**Given instruction:**
Return the items, starting with the first line and going on through the line that contains "point: [458, 235, 467, 245]", copying each line unchanged.

**Stored records:**
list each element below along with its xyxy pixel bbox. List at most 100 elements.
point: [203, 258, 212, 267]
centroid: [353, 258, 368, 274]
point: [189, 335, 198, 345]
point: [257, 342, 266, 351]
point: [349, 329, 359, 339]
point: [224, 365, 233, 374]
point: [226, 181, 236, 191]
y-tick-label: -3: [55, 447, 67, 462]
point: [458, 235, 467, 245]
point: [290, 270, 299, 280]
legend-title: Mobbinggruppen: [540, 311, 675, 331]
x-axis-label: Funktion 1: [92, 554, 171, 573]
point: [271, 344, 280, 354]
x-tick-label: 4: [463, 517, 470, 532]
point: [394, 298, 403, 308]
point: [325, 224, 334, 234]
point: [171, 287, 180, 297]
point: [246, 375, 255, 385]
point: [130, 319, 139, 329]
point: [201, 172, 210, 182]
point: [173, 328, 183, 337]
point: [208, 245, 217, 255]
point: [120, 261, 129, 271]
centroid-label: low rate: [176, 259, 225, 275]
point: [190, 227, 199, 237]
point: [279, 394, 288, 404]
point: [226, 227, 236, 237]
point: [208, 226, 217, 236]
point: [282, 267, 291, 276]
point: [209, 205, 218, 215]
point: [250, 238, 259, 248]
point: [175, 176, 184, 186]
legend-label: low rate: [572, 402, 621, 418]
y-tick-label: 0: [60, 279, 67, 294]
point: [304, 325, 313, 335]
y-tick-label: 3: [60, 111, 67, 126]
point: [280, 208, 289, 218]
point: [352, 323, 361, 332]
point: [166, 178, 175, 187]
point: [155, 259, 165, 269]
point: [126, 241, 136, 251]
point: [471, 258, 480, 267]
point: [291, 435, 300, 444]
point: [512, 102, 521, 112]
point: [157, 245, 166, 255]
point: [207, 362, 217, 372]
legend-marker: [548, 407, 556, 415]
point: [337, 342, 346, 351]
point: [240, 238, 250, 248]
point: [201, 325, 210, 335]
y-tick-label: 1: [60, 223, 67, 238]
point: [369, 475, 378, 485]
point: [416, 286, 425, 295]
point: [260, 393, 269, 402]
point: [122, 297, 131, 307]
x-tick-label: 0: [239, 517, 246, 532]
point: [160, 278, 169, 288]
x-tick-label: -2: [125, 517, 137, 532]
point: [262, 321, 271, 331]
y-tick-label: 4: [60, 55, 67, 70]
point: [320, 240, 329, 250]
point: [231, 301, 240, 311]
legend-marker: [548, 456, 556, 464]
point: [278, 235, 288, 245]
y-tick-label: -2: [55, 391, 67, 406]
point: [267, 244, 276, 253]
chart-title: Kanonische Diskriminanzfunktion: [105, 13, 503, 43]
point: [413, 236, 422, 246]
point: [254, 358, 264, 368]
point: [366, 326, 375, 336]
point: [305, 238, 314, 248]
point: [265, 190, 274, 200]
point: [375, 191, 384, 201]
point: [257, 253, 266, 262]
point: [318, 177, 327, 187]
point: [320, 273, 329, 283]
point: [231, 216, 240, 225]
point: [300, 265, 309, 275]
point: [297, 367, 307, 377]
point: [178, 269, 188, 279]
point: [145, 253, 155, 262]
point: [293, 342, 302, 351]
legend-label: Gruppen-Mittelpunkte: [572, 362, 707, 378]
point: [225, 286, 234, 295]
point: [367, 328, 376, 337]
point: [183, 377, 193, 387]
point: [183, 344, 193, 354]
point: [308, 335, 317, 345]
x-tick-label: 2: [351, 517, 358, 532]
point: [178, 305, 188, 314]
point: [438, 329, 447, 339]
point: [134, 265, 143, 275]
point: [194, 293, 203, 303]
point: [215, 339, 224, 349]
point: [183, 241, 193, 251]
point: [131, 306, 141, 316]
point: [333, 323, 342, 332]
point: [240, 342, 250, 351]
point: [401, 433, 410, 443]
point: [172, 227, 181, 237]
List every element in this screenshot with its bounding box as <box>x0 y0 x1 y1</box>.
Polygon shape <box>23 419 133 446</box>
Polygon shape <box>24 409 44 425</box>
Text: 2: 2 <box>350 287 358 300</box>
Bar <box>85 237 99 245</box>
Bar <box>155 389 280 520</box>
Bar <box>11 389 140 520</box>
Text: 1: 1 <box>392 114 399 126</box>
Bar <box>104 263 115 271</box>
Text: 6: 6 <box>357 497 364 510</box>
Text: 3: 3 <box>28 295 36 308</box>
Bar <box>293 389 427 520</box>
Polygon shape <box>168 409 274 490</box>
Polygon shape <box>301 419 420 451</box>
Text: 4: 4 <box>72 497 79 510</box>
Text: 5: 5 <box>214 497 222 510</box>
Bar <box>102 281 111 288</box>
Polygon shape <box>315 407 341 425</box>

**Exercise response:**
list each element below along with its xyxy pixel bbox. List at most 100 elements.
point: [203, 258, 212, 267]
centroid: [353, 258, 368, 274]
point: [189, 335, 198, 345]
point: [257, 342, 266, 351]
point: [349, 329, 359, 339]
point: [224, 365, 233, 374]
point: [226, 181, 236, 191]
y-tick-label: -3: [55, 447, 67, 462]
point: [458, 235, 467, 245]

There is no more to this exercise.